- Exercise prompt -
All of the data should be output character for character, except the pictures.

- Provided data -
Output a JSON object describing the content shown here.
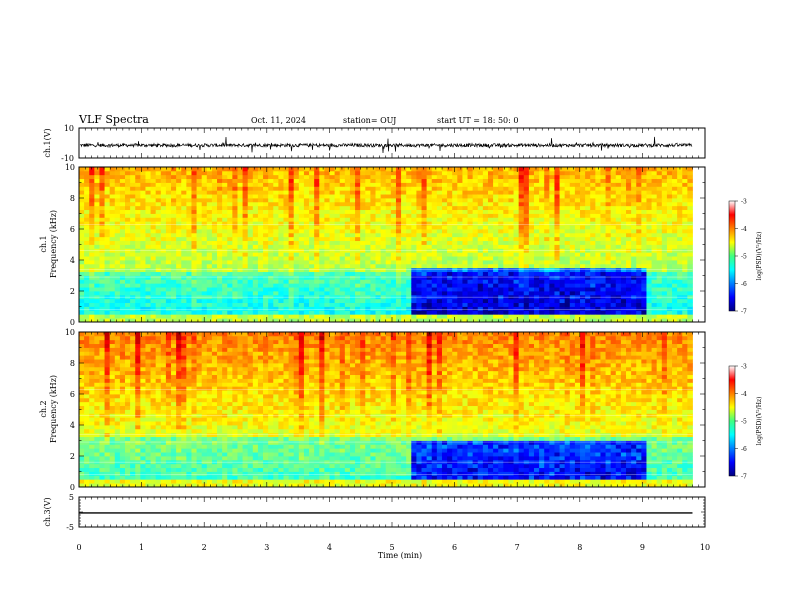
{
  "header": {
    "title": "VLF Spectra",
    "date": "Oct. 11, 2024",
    "station": "station= OUJ",
    "start": "start  UT  =   18: 50: 0"
  },
  "chart_data": [
    {
      "type": "line",
      "panel": "ch1-waveform",
      "ylabel": "ch.1(V)",
      "yticks": [
        "10",
        "-10"
      ],
      "ylim": [
        -10,
        10
      ],
      "x": [
        0,
        10
      ],
      "series": [
        {
          "values": "noise"
        }
      ]
    },
    {
      "type": "heatmap",
      "panel": "ch1-spectrogram",
      "ylabel_top": "ch.1",
      "ylabel": "Frequency (kHz)",
      "ylim": [
        0,
        10
      ],
      "yticks": [
        "0",
        "2",
        "4",
        "6",
        "8",
        "10"
      ],
      "xlim": [
        0,
        10
      ],
      "data_end_min": 9.8,
      "quiet_region": {
        "x_start_min": 5.25,
        "x_end_min": 9.0,
        "freq_max_khz": 3.5
      },
      "colorbar": {
        "label": "log(PSD)(V²/Hz)",
        "ticks": [
          "-3",
          "-4",
          "-5",
          "-6",
          "-7"
        ],
        "range": [
          -7,
          -3
        ]
      }
    },
    {
      "type": "heatmap",
      "panel": "ch2-spectrogram",
      "ylabel_top": "ch.2",
      "ylabel": "Frequency (kHz)",
      "ylim": [
        0,
        10
      ],
      "yticks": [
        "0",
        "2",
        "4",
        "6",
        "8",
        "10"
      ],
      "xlim": [
        0,
        10
      ],
      "data_end_min": 9.8,
      "quiet_region": {
        "x_start_min": 5.3,
        "x_end_min": 9.0,
        "freq_max_khz": 3.0
      },
      "colorbar": {
        "label": "log(PSD)(V²/Hz)",
        "ticks": [
          "-3",
          "-4",
          "-5",
          "-6",
          "-7"
        ],
        "range": [
          -7,
          -3
        ]
      }
    },
    {
      "type": "line",
      "panel": "ch3-waveform",
      "ylabel": "ch.3(V)",
      "yticks": [
        "5",
        "-5"
      ],
      "ylim": [
        -5,
        5
      ],
      "x": [
        0,
        10
      ],
      "series": [
        {
          "values": "flat",
          "level": -0.3
        }
      ]
    }
  ],
  "xaxis": {
    "label": "Time  (min)",
    "ticks": [
      "0",
      "1",
      "2",
      "3",
      "4",
      "5",
      "6",
      "7",
      "8",
      "9",
      "10"
    ],
    "range": [
      0,
      10
    ]
  }
}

- The completed task -
Output a JSON object describing the content shown here.
{
  "header": {
    "title": "VLF Spectra",
    "date": "Oct. 11, 2024",
    "station": "station= OUJ",
    "start": "start  UT  =   18: 50: 0"
  },
  "chart_data": [
    {
      "type": "line",
      "panel": "ch1-waveform",
      "ylabel": "ch.1(V)",
      "yticks": [
        "10",
        "-10"
      ],
      "ylim": [
        -10,
        10
      ],
      "x": [
        0,
        10
      ],
      "series": [
        {
          "values": "noise"
        }
      ]
    },
    {
      "type": "heatmap",
      "panel": "ch1-spectrogram",
      "ylabel_top": "ch.1",
      "ylabel": "Frequency (kHz)",
      "ylim": [
        0,
        10
      ],
      "yticks": [
        "0",
        "2",
        "4",
        "6",
        "8",
        "10"
      ],
      "xlim": [
        0,
        10
      ],
      "data_end_min": 9.8,
      "quiet_region": {
        "x_start_min": 5.25,
        "x_end_min": 9.0,
        "freq_max_khz": 3.5
      },
      "colorbar": {
        "label": "log(PSD)(V²/Hz)",
        "ticks": [
          "-3",
          "-4",
          "-5",
          "-6",
          "-7"
        ],
        "range": [
          -7,
          -3
        ]
      }
    },
    {
      "type": "heatmap",
      "panel": "ch2-spectrogram",
      "ylabel_top": "ch.2",
      "ylabel": "Frequency (kHz)",
      "ylim": [
        0,
        10
      ],
      "yticks": [
        "0",
        "2",
        "4",
        "6",
        "8",
        "10"
      ],
      "xlim": [
        0,
        10
      ],
      "data_end_min": 9.8,
      "quiet_region": {
        "x_start_min": 5.3,
        "x_end_min": 9.0,
        "freq_max_khz": 3.0
      },
      "colorbar": {
        "label": "log(PSD)(V²/Hz)",
        "ticks": [
          "-3",
          "-4",
          "-5",
          "-6",
          "-7"
        ],
        "range": [
          -7,
          -3
        ]
      }
    },
    {
      "type": "line",
      "panel": "ch3-waveform",
      "ylabel": "ch.3(V)",
      "yticks": [
        "5",
        "-5"
      ],
      "ylim": [
        -5,
        5
      ],
      "x": [
        0,
        10
      ],
      "series": [
        {
          "values": "flat",
          "level": -0.3
        }
      ]
    }
  ],
  "xaxis": {
    "label": "Time  (min)",
    "ticks": [
      "0",
      "1",
      "2",
      "3",
      "4",
      "5",
      "6",
      "7",
      "8",
      "9",
      "10"
    ],
    "range": [
      0,
      10
    ]
  }
}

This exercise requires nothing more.